**Excerpted data**
------

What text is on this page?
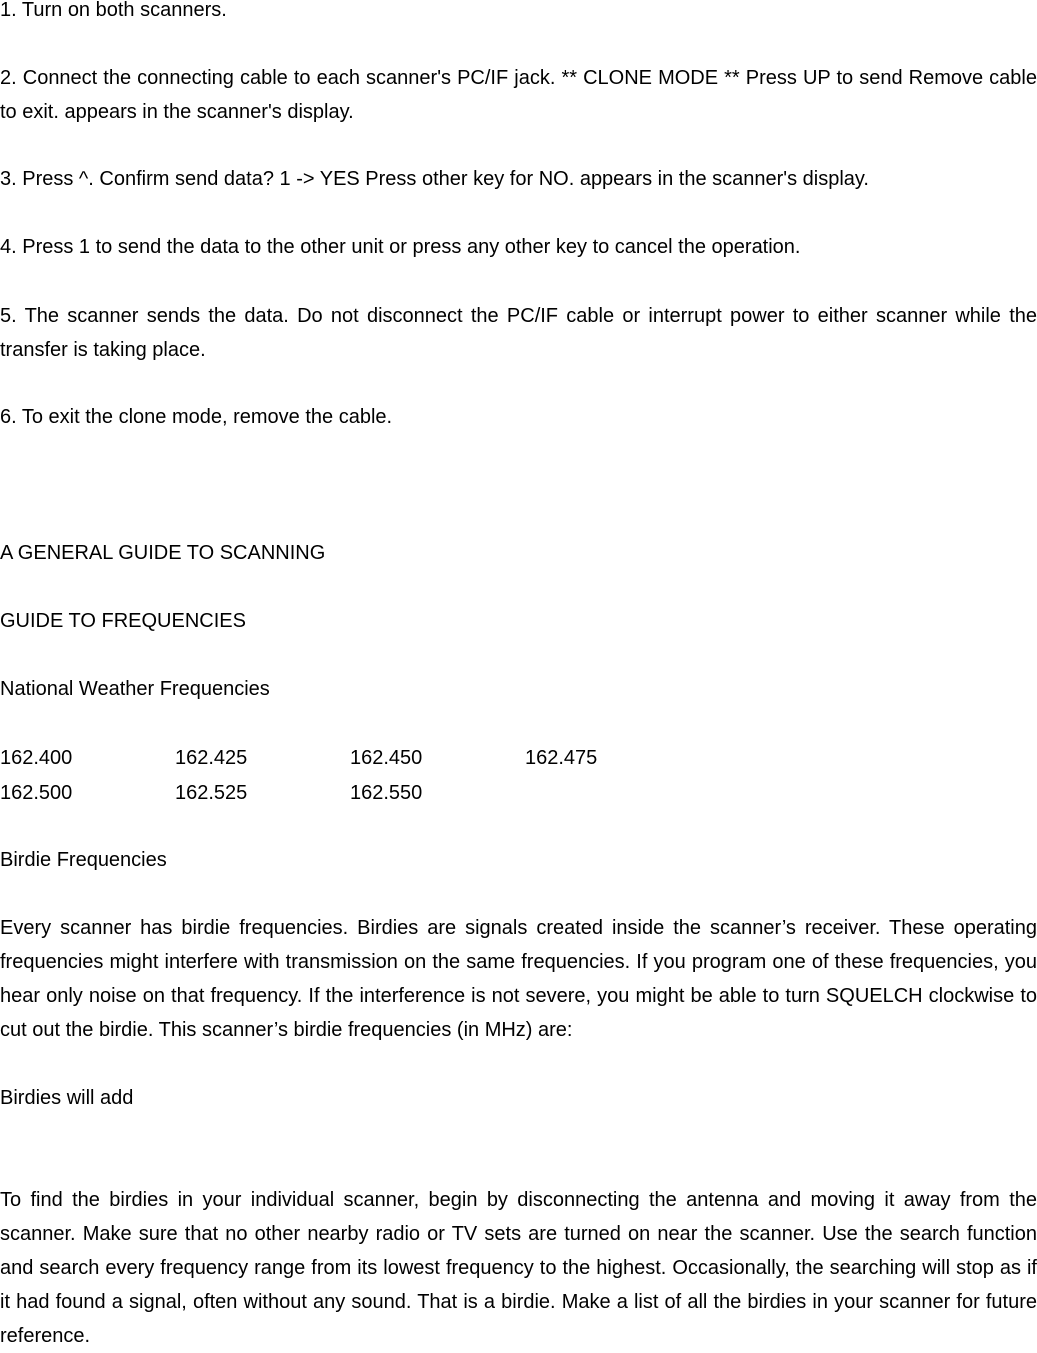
1. Turn on both scanners.

2. Connect the connecting cable to each scanner's PC/IF jack. ** CLONE MODE ** Press UP to send Remove cable to exit. appears in the scanner's display.

3. Press ^. Confirm send data? 1 -> YES Press other key for NO. appears in the scanner's display.

4. Press 1 to send the data to the other unit or press any other key to cancel the operation.

5. The scanner sends the data. Do not disconnect the PC/IF cable or interrupt power to either scanner while the transfer is taking place.

6. To exit the clone mode, remove the cable.

A GENERAL GUIDE TO SCANNING

GUIDE TO FREQUENCIES

National Weather Frequencies

162.400	162.425	162.450	162.475
162.500	162.525	162.550

Birdie Frequencies

Every scanner has birdie frequencies. Birdies are signals created inside the scanner’s receiver. These operating frequencies might interfere with transmission on the same frequencies. If you program one of these frequencies, you hear only noise on that frequency. If the interference is not severe, you might be able to turn SQUELCH clockwise to cut out the birdie. This scanner’s birdie frequencies (in MHz) are:

Birdies will add

To find the birdies in your individual scanner, begin by disconnecting the antenna and moving it away from the scanner. Make sure that no other nearby radio or TV sets are turned on near the scanner. Use the search function and search every frequency range from its lowest frequency to the highest. Occasionally, the searching will stop as if it had found a signal, often without any sound. That is a birdie. Make a list of all the birdies in your scanner for future reference.
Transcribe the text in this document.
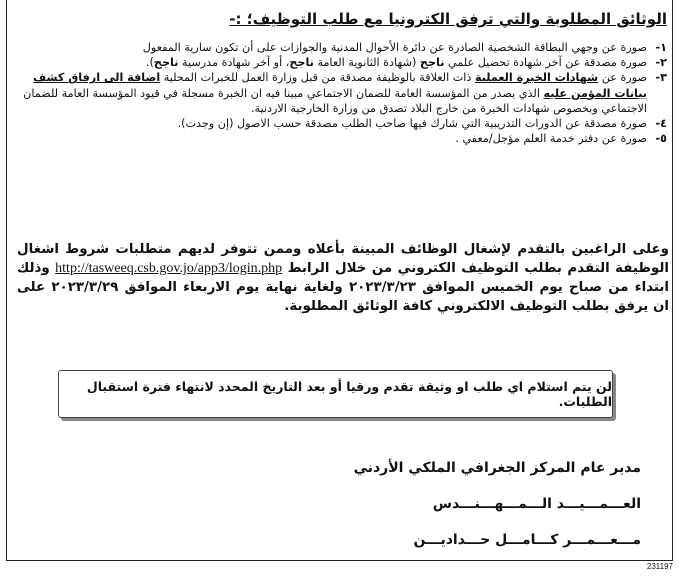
الوثائق المطلوبة والتي ترفق الكترونيا مع طلب التوظيف؛ :-
١-
صورة عن وجهي البطاقة الشخصية الصادرة عن دائرة الأحوال المدنية والجوازات على أن تكون سارية المفعول
٢-
صورة مصدقة عن آخر شهادة تحصيل علمي ناجح (شهادة الثانوية العامة ناجح، أو آخر شهادة مدرسية ناجح).
٣-
صورة عن شهادات الخبرة العملية ذات العلاقة بالوظيفة مصدقة من قبل وزارة العمل للخبرات المحلية اضافة الى ارفاق كشف بيانات المؤمن عليه الذي يصدر من المؤسسة العامة للضمان الاجتماعي مبينا فيه ان الخبرة مسجلة في قيود المؤسسة العامة للضمان الاجتماعي وبخصوص شهادات الخبرة من خارج البلاد تصدق من وزارة الخارجية الاردنية.
٤-
صورة مصدقة عن الدورات التدريبية التي شارك فيها صاحب الطلب مصدقة حسب الاصول (إن وجدت).
٥-
صورة عن دفتر خدمة العلم مؤجل/معفي .
وعلى الراغبين بالتقدم لإشغال الوظائف المبينة بأعلاه وممن تتوفر لديهم متطلبات شروط اشغال الوظيفة التقدم بطلب التوظيف الكتروني من خلال الرابط http://tasweeq.csb.gov.jo/app3/login.php وذلك ابتداء من صباح يوم الخميس الموافق ٢٠٢٣/٣/٢٣ ولغاية نهاية يوم الاربعاء الموافق ٢٠٢٣/٣/٢٩ على ان يرفق بطلب التوظيف الالكتروني كافة الوثائق المطلوبة.
لن يتم استلام اي طلب او وثيقة تقدم ورقيا أو بعد التاريخ المحدد لانتهاء فترة استقبال الطلبات.
مدير عام المركز الجغرافي الملكي الأردني
العـــمـــيـــد الـــمـــهـــنـــدس
مـــعـــمـــر كـــامـــل حـــداديـــن
231197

------

**What is required**
Return all lines with the word "appears" in them.

**Answer in full**
2. Connect the connecting cable to each scanner's PC/IF jack. ** CLONE MODE ** Press UP to send Remove cable to exit. appears in the scanner's display.
3. Press ^. Confirm send data? 1 -> YES Press other key for NO. appears in the scanner's display.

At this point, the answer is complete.